(Exercise)
For each line in the data below that holds "Psalm", return a copy.

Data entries

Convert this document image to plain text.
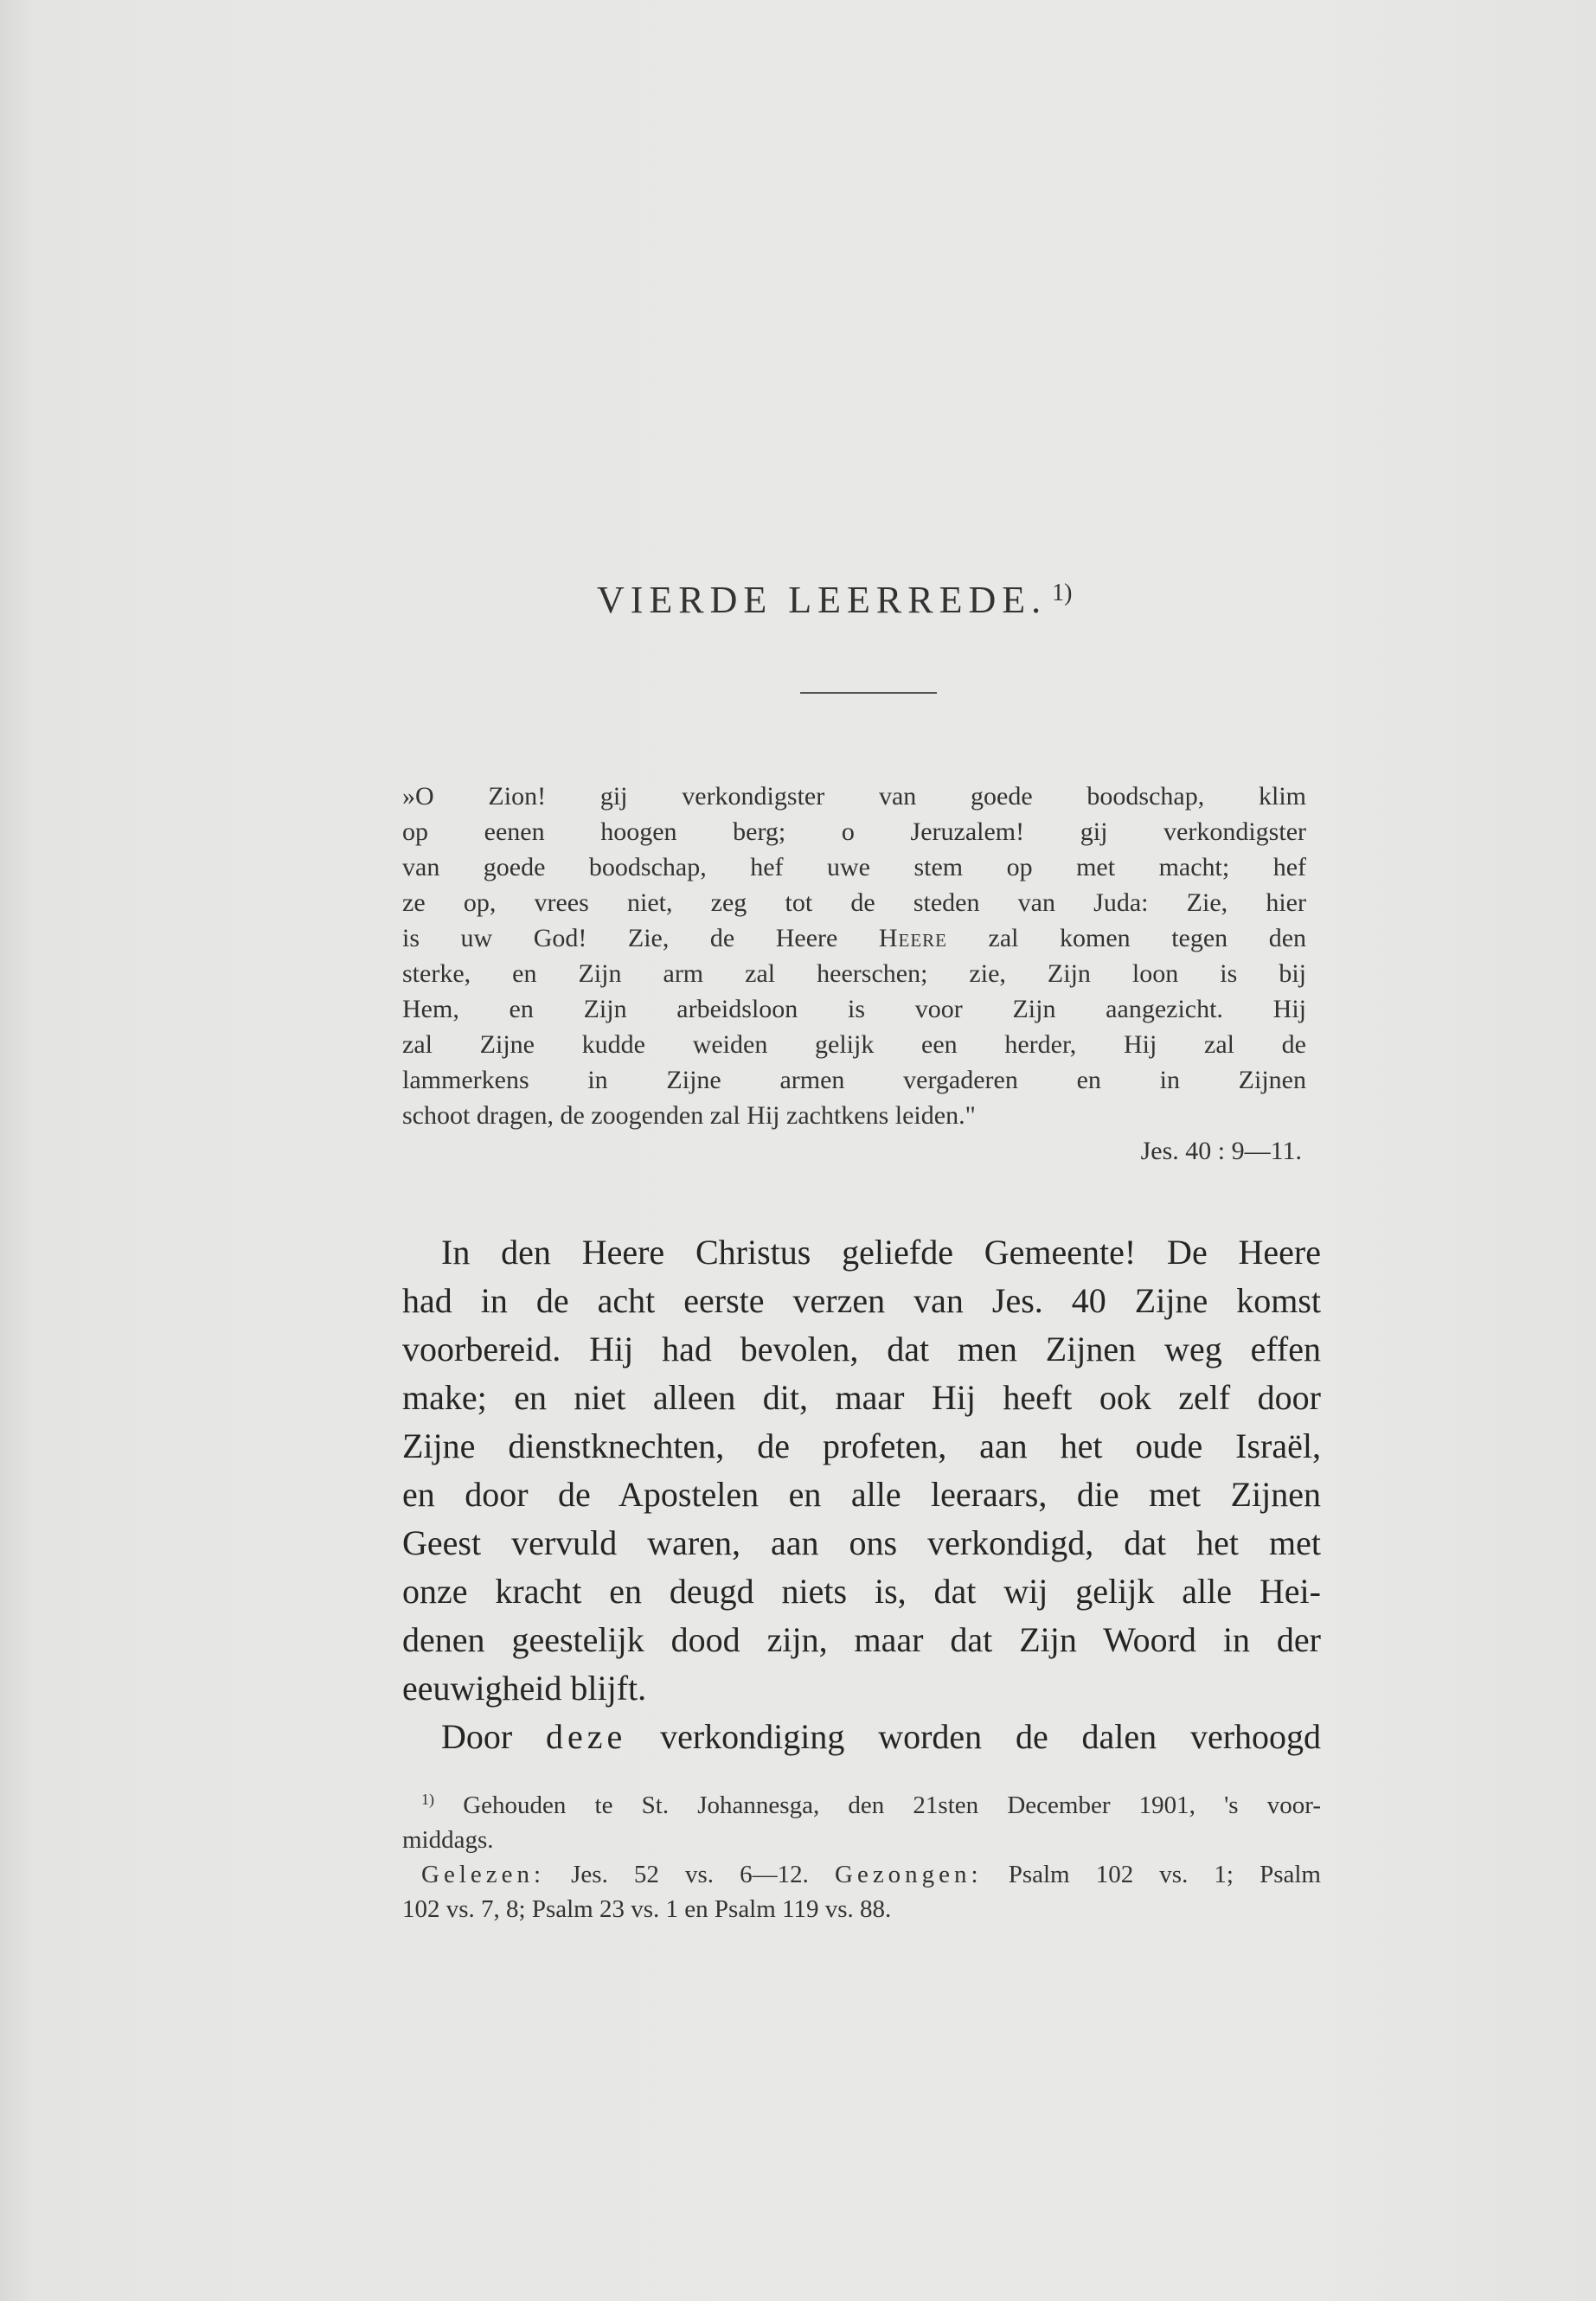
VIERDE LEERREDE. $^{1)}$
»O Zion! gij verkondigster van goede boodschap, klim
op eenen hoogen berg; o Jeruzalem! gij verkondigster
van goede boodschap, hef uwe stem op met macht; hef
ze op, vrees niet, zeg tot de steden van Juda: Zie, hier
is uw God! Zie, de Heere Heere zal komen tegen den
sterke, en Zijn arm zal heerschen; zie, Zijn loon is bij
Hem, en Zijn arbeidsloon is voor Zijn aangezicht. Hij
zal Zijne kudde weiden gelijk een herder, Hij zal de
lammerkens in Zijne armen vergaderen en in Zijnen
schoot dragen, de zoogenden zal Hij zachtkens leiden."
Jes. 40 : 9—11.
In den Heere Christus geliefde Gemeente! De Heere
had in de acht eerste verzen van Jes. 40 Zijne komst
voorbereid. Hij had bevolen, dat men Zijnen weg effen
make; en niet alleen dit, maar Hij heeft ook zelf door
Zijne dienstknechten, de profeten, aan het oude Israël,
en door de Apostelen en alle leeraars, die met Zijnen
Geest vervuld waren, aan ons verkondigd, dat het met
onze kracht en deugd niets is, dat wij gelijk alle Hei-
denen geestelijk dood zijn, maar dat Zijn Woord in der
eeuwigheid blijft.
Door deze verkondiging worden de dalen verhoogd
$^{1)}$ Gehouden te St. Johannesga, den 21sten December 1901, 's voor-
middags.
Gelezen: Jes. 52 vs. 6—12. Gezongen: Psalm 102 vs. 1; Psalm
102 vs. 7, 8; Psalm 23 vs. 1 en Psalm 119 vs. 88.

* * *

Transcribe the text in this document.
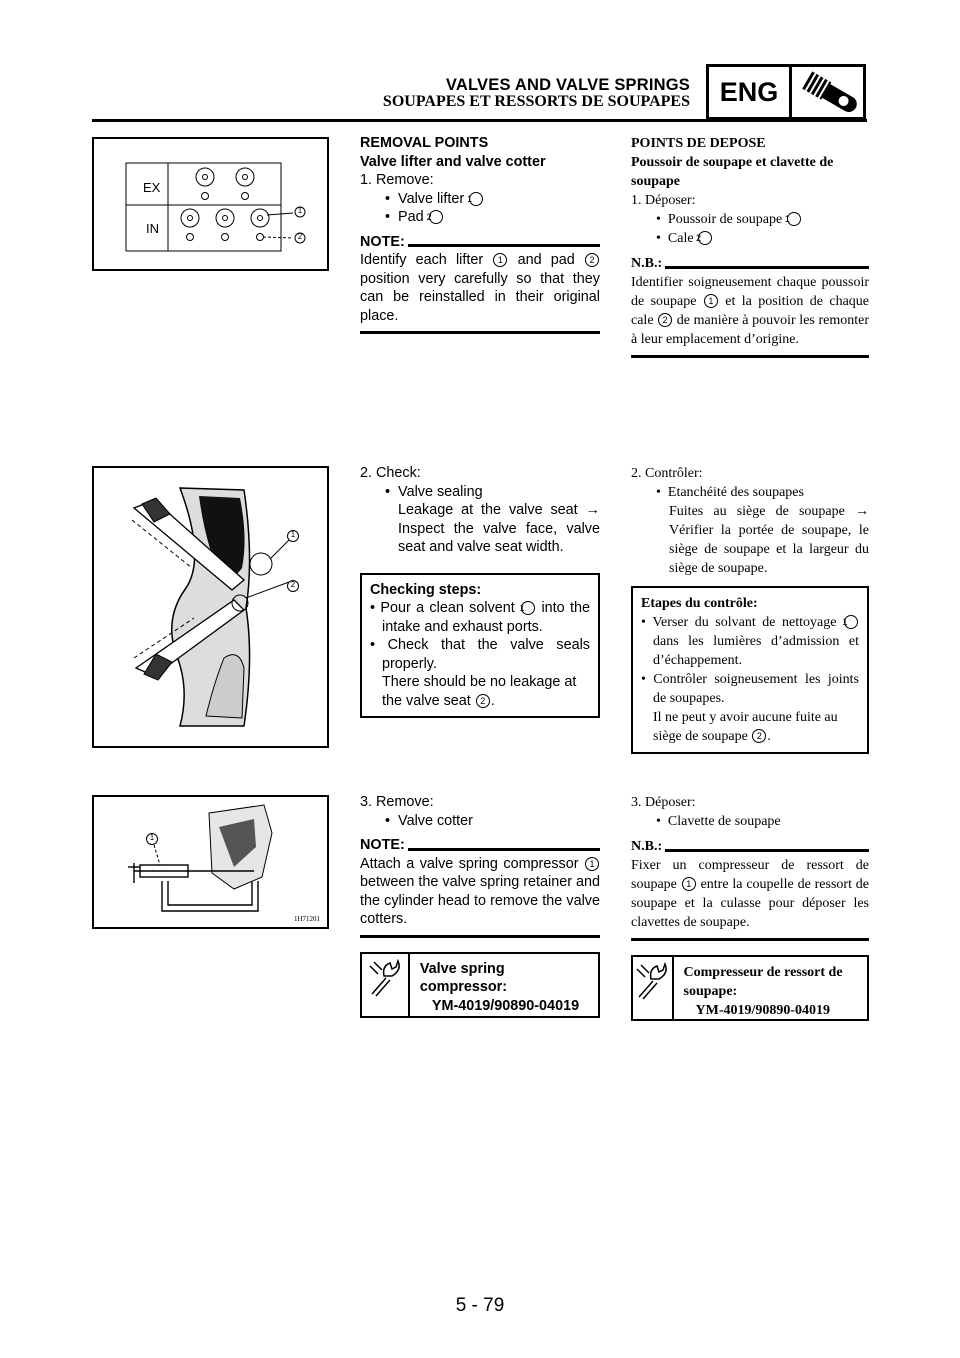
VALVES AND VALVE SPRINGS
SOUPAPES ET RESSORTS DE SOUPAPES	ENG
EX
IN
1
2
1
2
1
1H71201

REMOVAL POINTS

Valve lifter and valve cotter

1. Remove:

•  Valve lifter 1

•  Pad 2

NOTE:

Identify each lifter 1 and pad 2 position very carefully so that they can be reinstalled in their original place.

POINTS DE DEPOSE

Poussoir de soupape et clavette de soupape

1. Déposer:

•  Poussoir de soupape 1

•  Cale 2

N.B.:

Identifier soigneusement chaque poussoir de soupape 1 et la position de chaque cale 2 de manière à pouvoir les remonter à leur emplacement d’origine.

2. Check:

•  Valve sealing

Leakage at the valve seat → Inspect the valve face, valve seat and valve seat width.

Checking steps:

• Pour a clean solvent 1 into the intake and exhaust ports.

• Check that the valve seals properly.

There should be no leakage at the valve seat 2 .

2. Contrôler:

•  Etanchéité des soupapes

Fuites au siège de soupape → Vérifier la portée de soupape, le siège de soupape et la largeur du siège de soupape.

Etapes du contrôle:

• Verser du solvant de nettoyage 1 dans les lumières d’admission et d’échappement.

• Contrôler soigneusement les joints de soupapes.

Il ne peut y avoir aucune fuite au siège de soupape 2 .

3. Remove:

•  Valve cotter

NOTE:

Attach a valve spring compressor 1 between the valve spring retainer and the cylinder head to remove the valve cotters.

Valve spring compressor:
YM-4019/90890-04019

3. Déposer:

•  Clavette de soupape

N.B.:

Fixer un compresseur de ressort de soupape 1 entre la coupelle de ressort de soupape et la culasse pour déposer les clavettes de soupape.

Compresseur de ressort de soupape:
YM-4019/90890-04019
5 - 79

(Solution to this problem)
Gelezen: Jes. 52 vs. 6—12. Gezongen: Psalm 102 vs. 1; Psalm
102 vs. 7, 8; Psalm 23 vs. 1 en Psalm 119 vs. 88.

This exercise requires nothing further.